## BEGIN Document extract
1. Introduction
The widespread application of new energy vehicles has attracted much attention to their stability and safety [
1]. Due to the high energy density and long service life of LFP and NCM batteries, they are widely used in electric vehicles, extended-range electric vehicles and hybrid vehicles [
2]. Previous research hotspots have focused on safety issues during the charging process, while many safety issues occur during the discharge process in reality [
3]. A lot of universities are also actively promoting the construction of battery-related courses and laboratories; the safety issues of university laboratories cannot be ignored.
Rapid charging and discharging generate a large amount of heat, which need cooling measures to ensure safety [
4]. Based on the fast-self-discharge detection method of lithium batteries [
5], the discharge data can achieve accurate battery capacity estimation [
6]. Lithium batteries’ characteristics were affected by discontinuous deposition and electrolyte degradation during the discharge process [
7]. The self-discharge prediction of lithium-ion batteries can also be carried out with an Improved Support Vector Machine method [
8], which used the experiment data of 20% initial State of Charge (SOC) to accurately predict the self-discharge voltage drop of lithium-ion batteries. The discharge rate had an impact on the temperature field of the battery [
9]. Deep transfer learning was applied to drive the capacity estimation of lithium-ion batteries with partial fragments of charging/discharging data [
10]. The deep discharge characteristics and control strategies can also optimize the lifespan and safety issues of electric vehicle batteries [
11].
Lai et al. evaluated the thermal hazard of 18,650 lithium-ion batteries at different discharge rates (1C, 2C, 3C and 4C) [
12]. The discharge capacity and discharge energy values were 3.117 Ah and 9.021 Wh during the 4C discharge rate. The discharging rates of 1C, 2C and 3C were suitable in terms of thermal stability and safety. Wang et al. investigated the mechanism of deterioration of the wettability of lithium-ion battery separators caused by low-temperature discharge, and found that low-temperature discharge current can lead to performance degradation [
13]. Zhang applied a predictive model to measure the thermal behavior of lithium battery modules under high charging and discharging rates [
14]. The maximum temperature at 5C was 334.32 K, which was beyond the safe working temperature range of Li-ion batteries. Khan et al. used a battery thermal management system with metal phase change materials to test the situation of fast charging/discharging [
15]. The research results indicated that rapid discharge requires a more optimized thermal management system.
## END Document extract
## BEGIN Input rows
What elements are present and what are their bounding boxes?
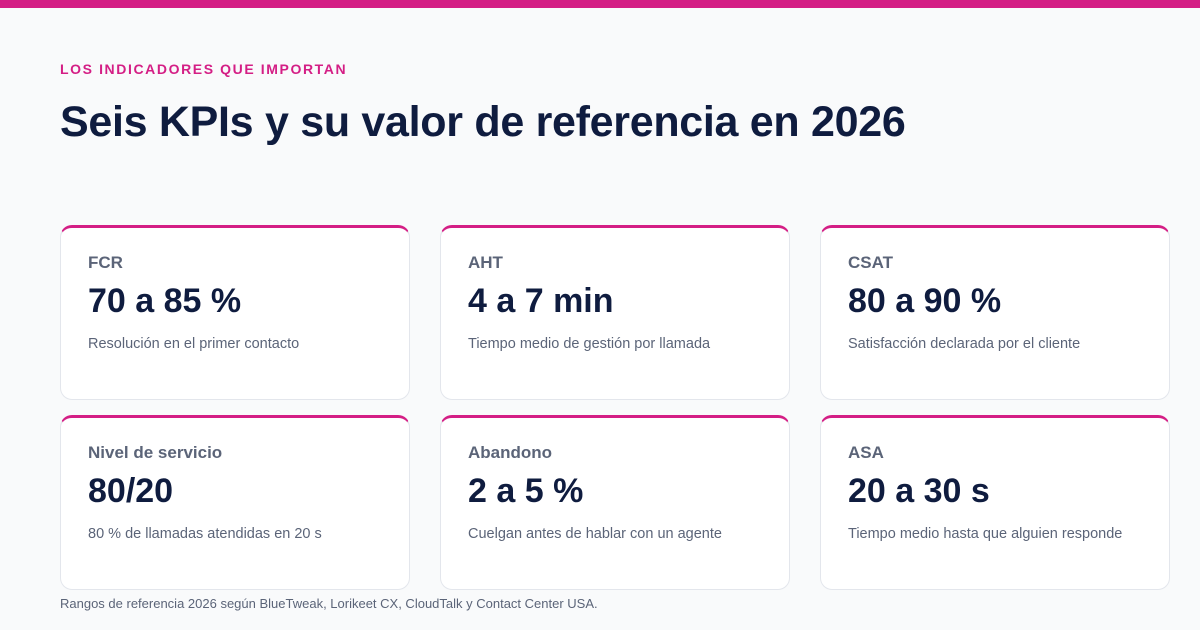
kpi-description: Resolución en el primer contacto xyxy=(88,336,300,352)
kpi-label: Abandono xyxy=(468,443,553,462)
kpi-value: 2 a 5 % xyxy=(468,472,584,510)
kpi-card-abandono: Abandono 2 a 5 % Cuelgan antes de hablar… xyxy=(440,415,790,590)
kpi-label: Nivel de servicio xyxy=(88,443,223,462)
kpi-grid: FCR 70 a 85 % Resolución en el primer co… xyxy=(60,225,1170,590)
kpi-description: 80 % de llamadas atendidas en 20 s xyxy=(88,526,322,542)
kpi-label: CSAT xyxy=(848,253,894,272)
kpi-label: ASA xyxy=(848,443,884,462)
kpi-description: Cuelgan antes de hablar con un agente xyxy=(468,526,722,542)
top-accent-bar xyxy=(0,0,1200,8)
kpi-card-asa: ASA 20 a 30 s Tiempo medio hasta que alg… xyxy=(820,415,1170,590)
kpi-description: Tiempo medio hasta que alguien responde xyxy=(848,526,1123,542)
page-title: Seis KPIs y su valor de referencia en 20… xyxy=(60,98,906,146)
kpi-label: AHT xyxy=(468,253,503,272)
kpi-card-aht: AHT 4 a 7 min Tiempo medio de gestión po… xyxy=(440,225,790,400)
kpi-card-nivel-de-servicio: Nivel de servicio 80/20 80 % de llamadas… xyxy=(60,415,410,590)
kpi-value: 4 a 7 min xyxy=(468,282,614,320)
kpi-description: Satisfacción declarada por el cliente xyxy=(848,336,1081,352)
kpi-value: 70 a 85 % xyxy=(88,282,242,320)
kpi-value: 80 a 90 % xyxy=(848,282,1002,320)
kpi-card-csat: CSAT 80 a 90 % Satisfacción declarada po… xyxy=(820,225,1170,400)
kpi-value: 20 a 30 s xyxy=(848,472,990,510)
kpi-description: Tiempo medio de gestión por llamada xyxy=(468,336,711,352)
source-footnote: Rangos de referencia 2026 según BlueTwea… xyxy=(60,596,598,611)
kpi-label: FCR xyxy=(88,253,123,272)
eyebrow-label: LOS INDICADORES QUE IMPORTAN xyxy=(60,61,348,77)
kpi-value: 80/20 xyxy=(88,472,174,510)
kpi-card-fcr: FCR 70 a 85 % Resolución en el primer co… xyxy=(60,225,410,400)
## END Input rows
• Tasks to carry out
• a. From the labeled box rows, output the stretch from the row containing "kpi-description: Resolución en" through the row containing "kpi-card-abandono: Abandono 2", copying each line unchanged.
• b. Go on with the lithium battery discharge introduction, starting right after its final sentence.
The lithium battery discharge introduction and the rows of labeled boxes are unrelated material.

• Answers to the problems
• a.
kpi-description: Resolución en el primer contacto xyxy=(88,336,300,352)
kpi-label: Abandono xyxy=(468,443,553,462)
kpi-value: 2 a 5 % xyxy=(468,472,584,510)
kpi-card-abandono: Abandono 2 a 5 % Cuelgan antes de hablar… xyxy=(440,415,790,590)

• b.
Hemavathi evaluated the lithium-ion discharge performance with high current at 25 °C and 60 °C [
16]. The experimental results exhibited a better cooling effect with a 33% reduction in temperature rise at 3C battery discharge rate at 25 °C. Tsafack et al. investigated the effect of a high constant charging current rate on the charging/discharging efficiency [
17]. The battery efficiency was between 62% and 82%. Ouyang et al. tested the sensitivity of lithium-ion batteries with different capacities to overcharging/discharging [
18]. Considering the serious damage of overcharge and over-discharge on batteries, it was critical to avoid overcharge and over-discharge, especially for high-capacity batteries. Li et al. revealed the mechanism of stress rebound during the discharge process of lithium-ion batteries [
19]. The stress high point moves forward and the highest point value decreases as the battery ages.
Due to the high discharge voltage and current of electric vehicles, conducting experimental research directly will inevitably cause unpredictable safety issues. Therefore, many discharge studies used simulation models and a combination of simulation and experimentation. Meng et al. modeled the discharge voltage of lithium-ion batteries through orthogonal experiments under conditions below zero degrees Celsius [
20]. The maximum value of the relative errors for the parameters was 12.65%, which proved the effectiveness of the model. Yao et al. used data-driven battery capacity estimation based on partial discharge capacity curves of lithium-ion batteries [
21], and Zhang employed a multi-model fusion method based on image encoding of charging voltage and temperature data for predicting the health status of lithium-ion batteries [
22]. Shao et al. proposed a method for predicting the discharge capacity of lithium-ion batteries based on a simplified electrochemical model aging mechanism [
23]. The developed discharge capacity prediction method was verified at separate stages for batteries at 1C, 2C and 3C, with the average relative error of the full life cycle being no more than 4%. Guo et al. proposed a data model fusion method for the online power state estimation of lithium-ion batteries under high discharge rates in electric vehicles [
24]. According to the experimental verification results, the proposed novel data model fusion method can provide high state of power estimation accuracy in a prediction window of up to 120 s, with the mean absolute error and root mean square error being less than 5% and 8%. He et al. used an electrochemical thermal model to numerically simulate the performance of cylindrical lithium-ion batteries during discharge [
25]. Although chemical models had good predictive performance, the computational cost was high (approximately 154 h).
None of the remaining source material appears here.